▶ [Dataset records]:
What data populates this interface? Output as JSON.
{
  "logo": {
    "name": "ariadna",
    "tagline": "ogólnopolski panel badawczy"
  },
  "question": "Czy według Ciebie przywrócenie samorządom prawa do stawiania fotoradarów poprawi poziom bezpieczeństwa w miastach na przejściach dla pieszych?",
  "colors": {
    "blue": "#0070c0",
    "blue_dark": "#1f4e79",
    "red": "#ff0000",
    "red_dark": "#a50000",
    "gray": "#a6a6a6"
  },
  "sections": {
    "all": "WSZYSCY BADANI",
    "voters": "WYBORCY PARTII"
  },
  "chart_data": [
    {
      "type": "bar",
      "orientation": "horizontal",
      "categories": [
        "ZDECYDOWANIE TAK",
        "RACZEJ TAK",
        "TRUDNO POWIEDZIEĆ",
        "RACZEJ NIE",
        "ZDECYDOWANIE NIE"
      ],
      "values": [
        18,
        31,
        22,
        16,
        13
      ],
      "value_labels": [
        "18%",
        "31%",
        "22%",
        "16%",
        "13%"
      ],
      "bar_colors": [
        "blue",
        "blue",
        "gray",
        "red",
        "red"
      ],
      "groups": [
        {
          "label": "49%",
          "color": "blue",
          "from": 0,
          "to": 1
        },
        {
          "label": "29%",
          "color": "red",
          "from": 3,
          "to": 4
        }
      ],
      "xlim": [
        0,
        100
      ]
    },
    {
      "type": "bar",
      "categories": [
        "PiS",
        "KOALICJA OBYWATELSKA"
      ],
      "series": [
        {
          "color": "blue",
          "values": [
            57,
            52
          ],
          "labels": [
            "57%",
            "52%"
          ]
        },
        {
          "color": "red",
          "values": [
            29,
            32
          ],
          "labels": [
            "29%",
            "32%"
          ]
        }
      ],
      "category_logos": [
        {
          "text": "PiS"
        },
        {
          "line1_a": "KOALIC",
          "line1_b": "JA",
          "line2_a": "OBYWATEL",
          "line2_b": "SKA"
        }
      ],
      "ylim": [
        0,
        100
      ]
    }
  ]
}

▶ [What is required]: What do the records say? Quote them all exactly.

▶ [Exercise result]:
What data populates this interface? Output as JSON.
{
  "logo": {
    "name": "ariadna",
    "tagline": "ogólnopolski panel badawczy"
  },
  "question": "Czy według Ciebie przywrócenie samorządom prawa do stawiania fotoradarów poprawi poziom bezpieczeństwa w miastach na przejściach dla pieszych?",
  "colors": {
    "blue": "#0070c0",
    "blue_dark": "#1f4e79",
    "red": "#ff0000",
    "red_dark": "#a50000",
    "gray": "#a6a6a6"
  },
  "sections": {
    "all": "WSZYSCY BADANI",
    "voters": "WYBORCY PARTII"
  },
  "chart_data": [
    {
      "type": "bar",
      "orientation": "horizontal",
      "categories": [
        "ZDECYDOWANIE TAK",
        "RACZEJ TAK",
        "TRUDNO POWIEDZIEĆ",
        "RACZEJ NIE",
        "ZDECYDOWANIE NIE"
      ],
      "values": [
        18,
        31,
        22,
        16,
        13
      ],
      "value_labels": [
        "18%",
        "31%",
        "22%",
        "16%",
        "13%"
      ],
      "bar_colors": [
        "blue",
        "blue",
        "gray",
        "red",
        "red"
      ],
      "groups": [
        {
          "label": "49%",
          "color": "blue",
          "from": 0,
          "to": 1
        },
        {
          "label": "29%",
          "color": "red",
          "from": 3,
          "to": 4
        }
      ],
      "xlim": [
        0,
        100
      ]
    },
    {
      "type": "bar",
      "categories": [
        "PiS",
        "KOALICJA OBYWATELSKA"
      ],
      "series": [
        {
          "color": "blue",
          "values": [
            57,
            52
          ],
          "labels": [
            "57%",
            "52%"
          ]
        },
        {
          "color": "red",
          "values": [
            29,
            32
          ],
          "labels": [
            "29%",
            "32%"
          ]
        }
      ],
      "category_logos": [
        {
          "text": "PiS"
        },
        {
          "line1_a": "KOALIC",
          "line1_b": "JA",
          "line2_a": "OBYWATEL",
          "line2_b": "SKA"
        }
      ],
      "ylim": [
        0,
        100
      ]
    }
  ]
}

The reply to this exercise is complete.